## Activity list
1. Answer these questions from the passage on microRNAs in hematopoiesis.
(a) What primarily regulates hematopoiesis at the transcriptional level?
(b) In which organ does T-cell lymphopoiesis occur?
(c) In what disorders has deregulation of miRNA expression been observed?
2. Write out the part of the passage on microRNAs in hematopoiesis that begins with the words "Nowadays, there is" and ends after "this disorder [3].".

[Passage for review]

The hematopoiesis is primarily regulated at the transcriptional level by transcription factors that act as master regulators of genes expression. However, the transcriptional process alone does not appear to control all aspects of cellular functioning (cell fate, lineage, etc.), suggesting the participation of other mechanisms. The miRNAs constitute another critical way of hematopoietic regulation. The B- and T-lymphocytes develop from progenitor cells that occur in different organs; B-cell lymphopoiesis is completed in the bone marrow, whereas T-cell lymphopoiesis occurs in the thymus. However, their development and activation are controlled by signaling pathways, which are also regulated by the microRNAs (miRNAs) [1]. miRNA expression profile during the normal and malignant hematopoiesis suggests that miRNAs are regulators of hematopoiesis implicated in regulating and maintenance of the “stemness” of the early progenitors, various stages of cell differentiation, and malignance [2].

Nowadays, there is evidence that miRNAs do not just regulate hematopoietic differentiation and proliferation but also their activity. Deregulation of the expression of miRNAs has been observed in leukemias, and mechanistic studies reveal a role for miRNAs in the pathogenesis of this disorder [3].

[/Passage for review]
[Record extracts]

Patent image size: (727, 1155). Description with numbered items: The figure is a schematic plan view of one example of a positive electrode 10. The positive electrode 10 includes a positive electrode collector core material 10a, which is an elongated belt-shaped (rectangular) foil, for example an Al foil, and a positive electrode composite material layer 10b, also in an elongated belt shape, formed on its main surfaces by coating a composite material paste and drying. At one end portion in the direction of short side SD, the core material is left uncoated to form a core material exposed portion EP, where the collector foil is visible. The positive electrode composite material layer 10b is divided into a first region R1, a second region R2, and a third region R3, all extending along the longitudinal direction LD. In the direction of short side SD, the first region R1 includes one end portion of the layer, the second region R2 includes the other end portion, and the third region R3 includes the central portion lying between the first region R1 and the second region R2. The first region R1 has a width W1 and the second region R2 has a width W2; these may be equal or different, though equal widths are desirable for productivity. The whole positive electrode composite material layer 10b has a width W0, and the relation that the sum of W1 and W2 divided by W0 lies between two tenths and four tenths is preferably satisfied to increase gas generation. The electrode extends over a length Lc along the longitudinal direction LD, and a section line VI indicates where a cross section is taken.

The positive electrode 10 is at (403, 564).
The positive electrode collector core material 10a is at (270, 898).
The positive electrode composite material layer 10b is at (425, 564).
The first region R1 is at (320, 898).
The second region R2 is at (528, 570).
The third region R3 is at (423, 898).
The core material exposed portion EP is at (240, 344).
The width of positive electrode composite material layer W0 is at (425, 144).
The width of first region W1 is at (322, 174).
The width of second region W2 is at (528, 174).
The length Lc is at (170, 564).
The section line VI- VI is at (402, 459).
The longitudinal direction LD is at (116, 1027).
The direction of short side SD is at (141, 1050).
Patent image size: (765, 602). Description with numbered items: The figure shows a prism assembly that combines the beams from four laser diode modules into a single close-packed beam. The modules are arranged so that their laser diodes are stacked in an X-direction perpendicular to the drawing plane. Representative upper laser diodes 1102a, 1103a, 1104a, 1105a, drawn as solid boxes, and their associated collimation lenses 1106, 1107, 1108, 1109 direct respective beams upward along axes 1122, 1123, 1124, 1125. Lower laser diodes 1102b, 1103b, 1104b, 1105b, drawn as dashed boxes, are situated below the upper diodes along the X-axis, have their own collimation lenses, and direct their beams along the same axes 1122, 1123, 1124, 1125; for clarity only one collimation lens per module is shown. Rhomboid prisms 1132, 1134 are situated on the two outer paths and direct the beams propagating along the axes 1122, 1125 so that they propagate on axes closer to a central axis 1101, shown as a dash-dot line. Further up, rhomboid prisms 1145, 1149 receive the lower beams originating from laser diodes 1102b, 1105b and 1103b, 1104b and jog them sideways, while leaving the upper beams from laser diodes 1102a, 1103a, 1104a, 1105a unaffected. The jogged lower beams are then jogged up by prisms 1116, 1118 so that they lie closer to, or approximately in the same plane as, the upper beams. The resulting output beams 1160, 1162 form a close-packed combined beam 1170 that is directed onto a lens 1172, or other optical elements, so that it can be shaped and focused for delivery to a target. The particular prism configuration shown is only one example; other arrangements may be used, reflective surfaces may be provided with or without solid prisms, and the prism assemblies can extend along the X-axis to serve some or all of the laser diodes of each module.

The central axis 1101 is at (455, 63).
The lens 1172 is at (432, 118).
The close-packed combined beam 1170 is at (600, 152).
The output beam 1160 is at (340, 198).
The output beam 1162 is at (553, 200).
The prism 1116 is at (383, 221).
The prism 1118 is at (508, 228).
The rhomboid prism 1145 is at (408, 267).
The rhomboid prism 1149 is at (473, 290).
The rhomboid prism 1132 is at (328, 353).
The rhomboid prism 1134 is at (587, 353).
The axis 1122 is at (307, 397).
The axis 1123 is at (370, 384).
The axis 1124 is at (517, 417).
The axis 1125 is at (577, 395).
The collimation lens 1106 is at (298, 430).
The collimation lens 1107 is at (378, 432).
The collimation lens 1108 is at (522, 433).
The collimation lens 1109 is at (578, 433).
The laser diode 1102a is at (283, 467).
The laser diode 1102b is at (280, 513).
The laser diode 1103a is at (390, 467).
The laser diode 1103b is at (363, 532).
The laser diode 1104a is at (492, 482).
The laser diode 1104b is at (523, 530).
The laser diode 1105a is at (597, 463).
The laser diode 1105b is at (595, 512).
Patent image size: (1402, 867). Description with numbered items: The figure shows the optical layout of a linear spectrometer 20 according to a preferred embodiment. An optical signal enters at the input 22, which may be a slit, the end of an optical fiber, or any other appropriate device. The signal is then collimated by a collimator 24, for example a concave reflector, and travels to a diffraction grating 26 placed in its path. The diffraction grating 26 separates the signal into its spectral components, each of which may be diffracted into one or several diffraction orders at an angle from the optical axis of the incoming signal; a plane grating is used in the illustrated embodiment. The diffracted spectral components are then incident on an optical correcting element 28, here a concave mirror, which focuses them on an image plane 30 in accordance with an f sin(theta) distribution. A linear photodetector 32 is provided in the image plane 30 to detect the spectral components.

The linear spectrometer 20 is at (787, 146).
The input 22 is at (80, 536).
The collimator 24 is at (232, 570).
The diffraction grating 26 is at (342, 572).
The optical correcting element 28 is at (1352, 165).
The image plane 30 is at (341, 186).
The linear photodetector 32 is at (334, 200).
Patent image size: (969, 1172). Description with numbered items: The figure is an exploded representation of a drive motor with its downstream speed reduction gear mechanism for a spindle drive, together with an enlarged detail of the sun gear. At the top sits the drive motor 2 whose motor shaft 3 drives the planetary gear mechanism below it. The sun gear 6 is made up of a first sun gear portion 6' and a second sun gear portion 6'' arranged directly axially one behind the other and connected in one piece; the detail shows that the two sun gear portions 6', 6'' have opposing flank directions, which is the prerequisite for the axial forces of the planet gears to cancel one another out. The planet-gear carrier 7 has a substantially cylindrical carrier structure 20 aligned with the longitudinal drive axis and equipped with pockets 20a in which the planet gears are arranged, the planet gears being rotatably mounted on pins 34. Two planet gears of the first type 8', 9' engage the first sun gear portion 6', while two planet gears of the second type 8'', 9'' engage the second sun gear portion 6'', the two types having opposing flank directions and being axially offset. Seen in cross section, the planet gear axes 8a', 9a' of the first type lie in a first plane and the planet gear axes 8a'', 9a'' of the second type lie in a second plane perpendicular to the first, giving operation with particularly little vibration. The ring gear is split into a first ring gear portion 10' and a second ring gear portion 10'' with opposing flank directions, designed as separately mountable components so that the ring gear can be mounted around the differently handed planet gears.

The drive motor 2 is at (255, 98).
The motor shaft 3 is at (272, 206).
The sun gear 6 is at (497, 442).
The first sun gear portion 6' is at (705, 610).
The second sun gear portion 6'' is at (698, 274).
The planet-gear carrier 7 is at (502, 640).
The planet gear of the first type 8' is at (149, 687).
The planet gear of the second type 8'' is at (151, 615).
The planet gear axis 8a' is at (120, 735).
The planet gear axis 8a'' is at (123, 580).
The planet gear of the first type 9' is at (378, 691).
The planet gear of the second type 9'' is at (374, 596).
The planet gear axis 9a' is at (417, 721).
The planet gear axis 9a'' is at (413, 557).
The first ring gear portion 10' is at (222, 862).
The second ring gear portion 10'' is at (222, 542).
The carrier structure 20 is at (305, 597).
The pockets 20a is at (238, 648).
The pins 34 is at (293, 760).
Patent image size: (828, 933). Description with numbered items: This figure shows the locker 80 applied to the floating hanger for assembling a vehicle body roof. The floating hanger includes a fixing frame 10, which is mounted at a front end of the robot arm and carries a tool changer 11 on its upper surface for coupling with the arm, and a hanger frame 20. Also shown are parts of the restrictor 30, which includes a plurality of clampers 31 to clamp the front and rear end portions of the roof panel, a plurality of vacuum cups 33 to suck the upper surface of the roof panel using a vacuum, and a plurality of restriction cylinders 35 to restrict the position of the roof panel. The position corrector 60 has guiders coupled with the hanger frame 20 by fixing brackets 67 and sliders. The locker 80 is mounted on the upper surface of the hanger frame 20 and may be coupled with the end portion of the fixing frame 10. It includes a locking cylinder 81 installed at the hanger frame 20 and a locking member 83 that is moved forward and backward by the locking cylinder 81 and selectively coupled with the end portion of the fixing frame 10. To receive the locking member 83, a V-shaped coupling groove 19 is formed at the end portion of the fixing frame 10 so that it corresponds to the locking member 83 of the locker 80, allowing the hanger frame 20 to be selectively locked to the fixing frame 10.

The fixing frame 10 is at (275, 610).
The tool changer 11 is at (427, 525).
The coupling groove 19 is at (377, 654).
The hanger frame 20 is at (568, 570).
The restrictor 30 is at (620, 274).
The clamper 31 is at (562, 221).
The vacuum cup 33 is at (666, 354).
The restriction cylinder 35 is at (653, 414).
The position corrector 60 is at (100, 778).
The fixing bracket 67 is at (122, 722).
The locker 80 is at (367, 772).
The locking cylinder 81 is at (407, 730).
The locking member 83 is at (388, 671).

[/Record extracts]

## Expected responses
1.
(a) Transcription factors that act as master regulators of gene expression.
(b) The thymus.
(c) Leukemias.

2.
Nowadays, there is evidence that miRNAs do not just regulate hematopoietic differentiation and proliferation but also their activity. Deregulation of the expression of miRNAs has been observed in leukemias, and mechanistic studies reveal a role for miRNAs in the pathogenesis of this disorder [3].